▶ Short exercise: Filter the records below and copy every line containing the word "CyberLink".

::::::::::

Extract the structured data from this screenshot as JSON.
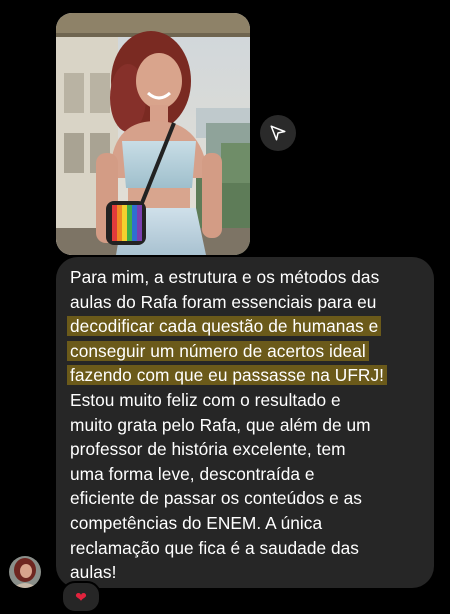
{
  "message": {
    "lines": [
      "Para mim, a estrutura e os métodos das",
      "aulas do Rafa foram essenciais para eu",
      "decodificar cada questão de humanas e",
      "conseguir um número de acertos ideal",
      "fazendo com que eu passasse na UFRJ!",
      "Estou muito feliz com o resultado e",
      "muito grata pelo Rafa, que além de um",
      "professor de história excelente, tem",
      "uma forma leve, descontraída e",
      "eficiente de passar os conteúdos e as",
      "competências do ENEM. A única",
      "reclamação que fica é a saudade das",
      "aulas!"
    ],
    "highlighted_lines": [
      2,
      3,
      4
    ],
    "highlight_color": "#6b5a1a",
    "bubble_color": "#262626",
    "text_color": "#ffffff"
  },
  "reaction": {
    "icon": "heart-icon",
    "glyph": "❤"
  },
  "share": {
    "icon": "send-icon"
  },
  "colors": {
    "background": "#000000"
  }
}
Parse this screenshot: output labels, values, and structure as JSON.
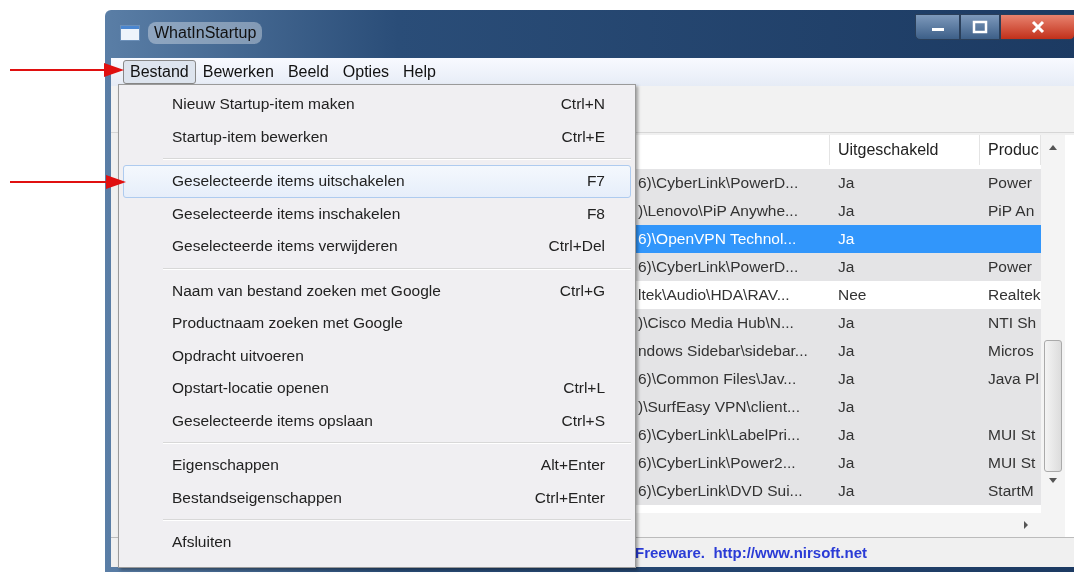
{
  "window": {
    "title": "WhatInStartup"
  },
  "menubar": [
    {
      "label": "Bestand",
      "selected": true
    },
    {
      "label": "Bewerken",
      "selected": false
    },
    {
      "label": "Beeld",
      "selected": false
    },
    {
      "label": "Opties",
      "selected": false
    },
    {
      "label": "Help",
      "selected": false
    }
  ],
  "file_menu": [
    {
      "kind": "item",
      "label": "Nieuw Startup-item maken",
      "shortcut": "Ctrl+N",
      "selected": false
    },
    {
      "kind": "item",
      "label": "Startup-item bewerken",
      "shortcut": "Ctrl+E",
      "selected": false
    },
    {
      "kind": "separator"
    },
    {
      "kind": "item",
      "label": "Geselecteerde items uitschakelen",
      "shortcut": "F7",
      "selected": true
    },
    {
      "kind": "item",
      "label": "Geselecteerde items inschakelen",
      "shortcut": "F8",
      "selected": false
    },
    {
      "kind": "item",
      "label": "Geselecteerde items verwijderen",
      "shortcut": "Ctrl+Del",
      "selected": false
    },
    {
      "kind": "separator"
    },
    {
      "kind": "item",
      "label": "Naam van bestand zoeken met Google",
      "shortcut": "Ctrl+G",
      "selected": false
    },
    {
      "kind": "item",
      "label": "Productnaam zoeken met Google",
      "selected": false
    },
    {
      "kind": "item",
      "label": "Opdracht uitvoeren",
      "selected": false
    },
    {
      "kind": "item",
      "label": "Opstart-locatie openen",
      "shortcut": "Ctrl+L",
      "selected": false
    },
    {
      "kind": "item",
      "label": "Geselecteerde items opslaan",
      "shortcut": "Ctrl+S",
      "selected": false
    },
    {
      "kind": "separator"
    },
    {
      "kind": "item",
      "label": "Eigenschappen",
      "shortcut": "Alt+Enter",
      "selected": false
    },
    {
      "kind": "item",
      "label": "Bestandseigenschappen",
      "shortcut": "Ctrl+Enter",
      "selected": false
    },
    {
      "kind": "separator"
    },
    {
      "kind": "item",
      "label": "Afsluiten",
      "selected": false
    }
  ],
  "table": {
    "columns": [
      "Uitgeschakeld",
      "Produc"
    ],
    "rows": [
      {
        "column_1": "6)\\CyberLink\\PowerD...",
        "disabled_value": "Ja",
        "product": "Power",
        "disabled": true,
        "selected": false
      },
      {
        "column_1": ")\\Lenovo\\PiP Anywhe...",
        "disabled_value": "Ja",
        "product": "PiP An",
        "disabled": true,
        "selected": false
      },
      {
        "column_1": "6)\\OpenVPN Technol...",
        "disabled_value": "Ja",
        "disabled": true,
        "selected": true
      },
      {
        "column_1": "6)\\CyberLink\\PowerD...",
        "disabled_value": "Ja",
        "product": "Power",
        "disabled": true,
        "selected": false
      },
      {
        "column_1": "ltek\\Audio\\HDA\\RAV...",
        "disabled_value": "Nee",
        "product": "Realtek",
        "disabled": false,
        "selected": false
      },
      {
        "column_1": ")\\Cisco Media Hub\\N...",
        "disabled_value": "Ja",
        "product": "NTI Sh",
        "disabled": true,
        "selected": false
      },
      {
        "column_1": "ndows Sidebar\\sidebar...",
        "disabled_value": "Ja",
        "product": "Micros",
        "disabled": true,
        "selected": false
      },
      {
        "column_1": "6)\\Common Files\\Jav...",
        "disabled_value": "Ja",
        "product": "Java Pl",
        "disabled": true,
        "selected": false
      },
      {
        "column_1": ")\\SurfEasy VPN\\client...",
        "disabled_value": "Ja",
        "disabled": true,
        "selected": false
      },
      {
        "column_1": "6)\\CyberLink\\LabelPri...",
        "disabled_value": "Ja",
        "product": "MUI St",
        "disabled": true,
        "selected": false
      },
      {
        "column_1": "6)\\CyberLink\\Power2...",
        "disabled_value": "Ja",
        "product": "MUI St",
        "disabled": true,
        "selected": false
      },
      {
        "column_1": "6)\\CyberLink\\DVD Sui...",
        "disabled_value": "Ja",
        "product": "StartM",
        "disabled": true,
        "selected": false
      }
    ]
  },
  "status_bar": {
    "text": "Freeware.  http://www.nirsoft.net"
  }
}
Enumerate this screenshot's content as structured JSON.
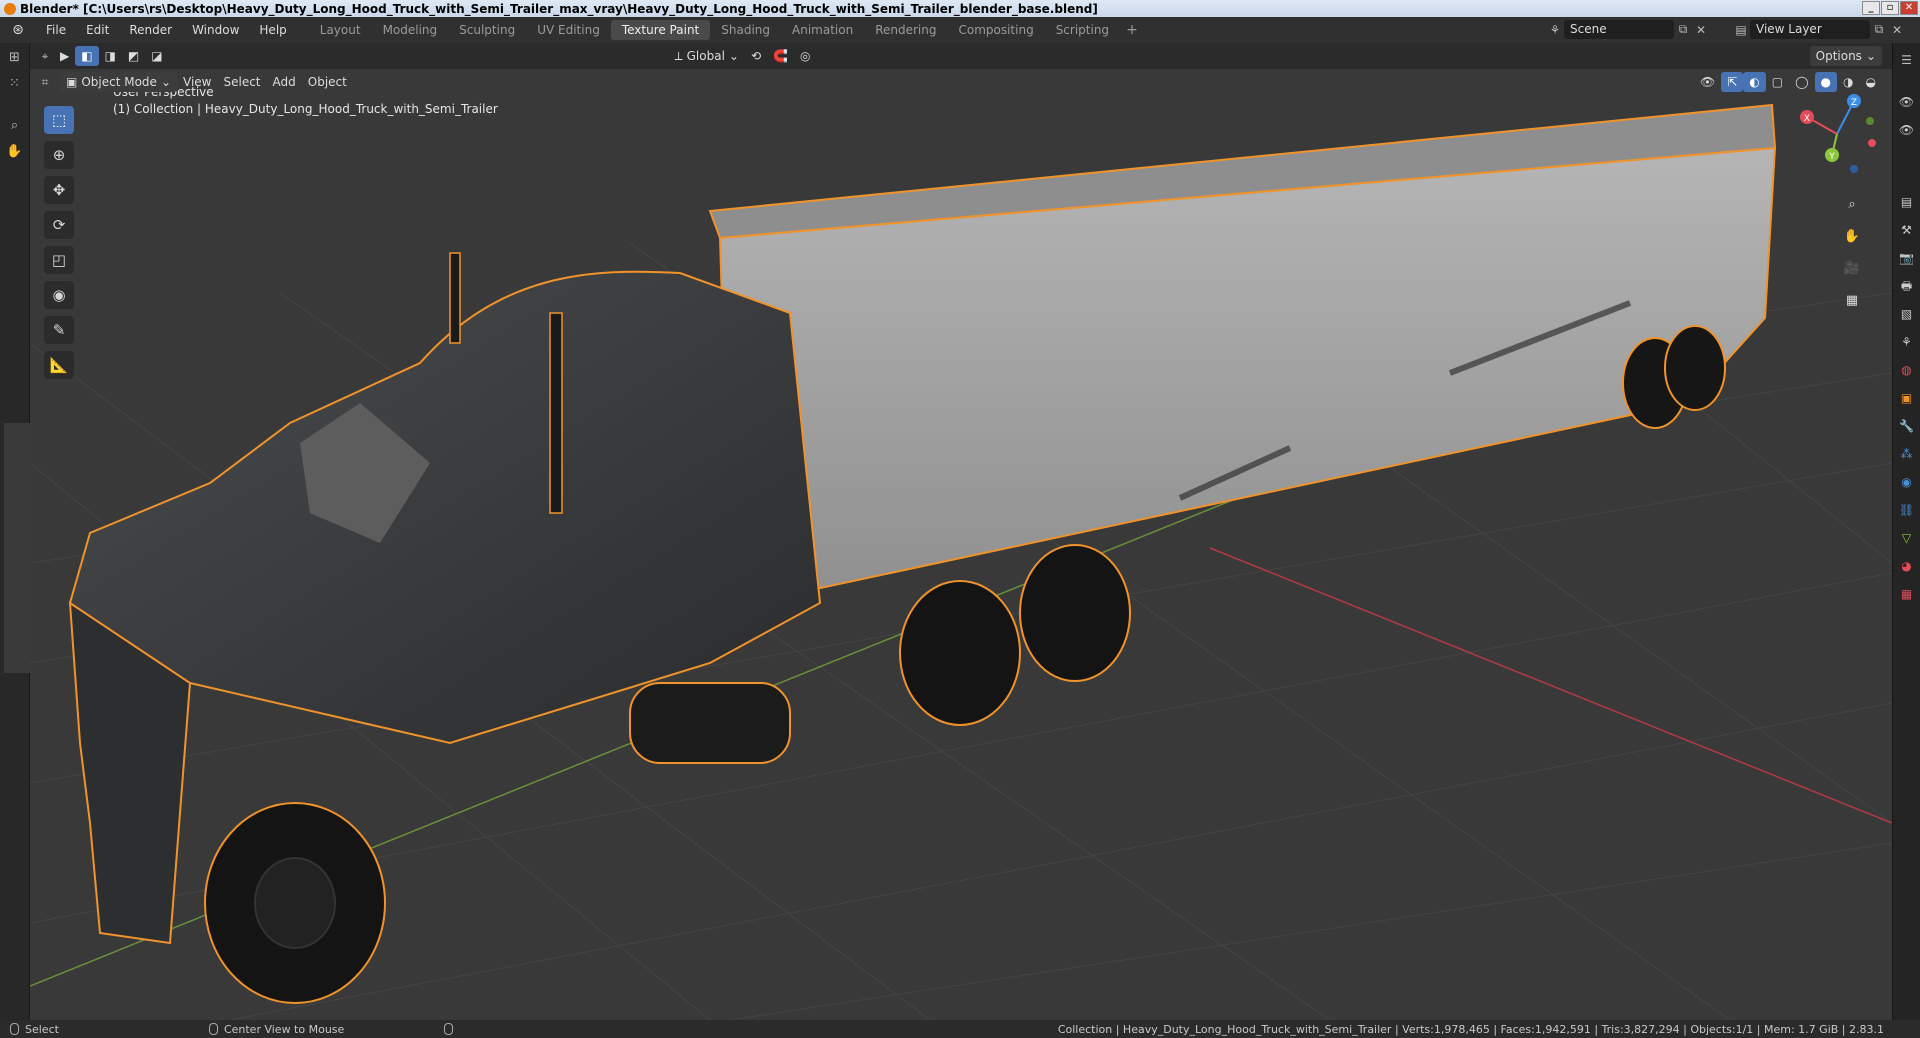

::::::::::

▶ Reply:
        "column_1": "6)\\CyberLink\\PowerD...",
        "column_1": "6)\\CyberLink\\PowerD...",
        "column_1": "6)\\CyberLink\\LabelPri...",
        "column_1": "6)\\CyberLink\\Power2...",
        "column_1": "6)\\CyberLink\\DVD Sui...",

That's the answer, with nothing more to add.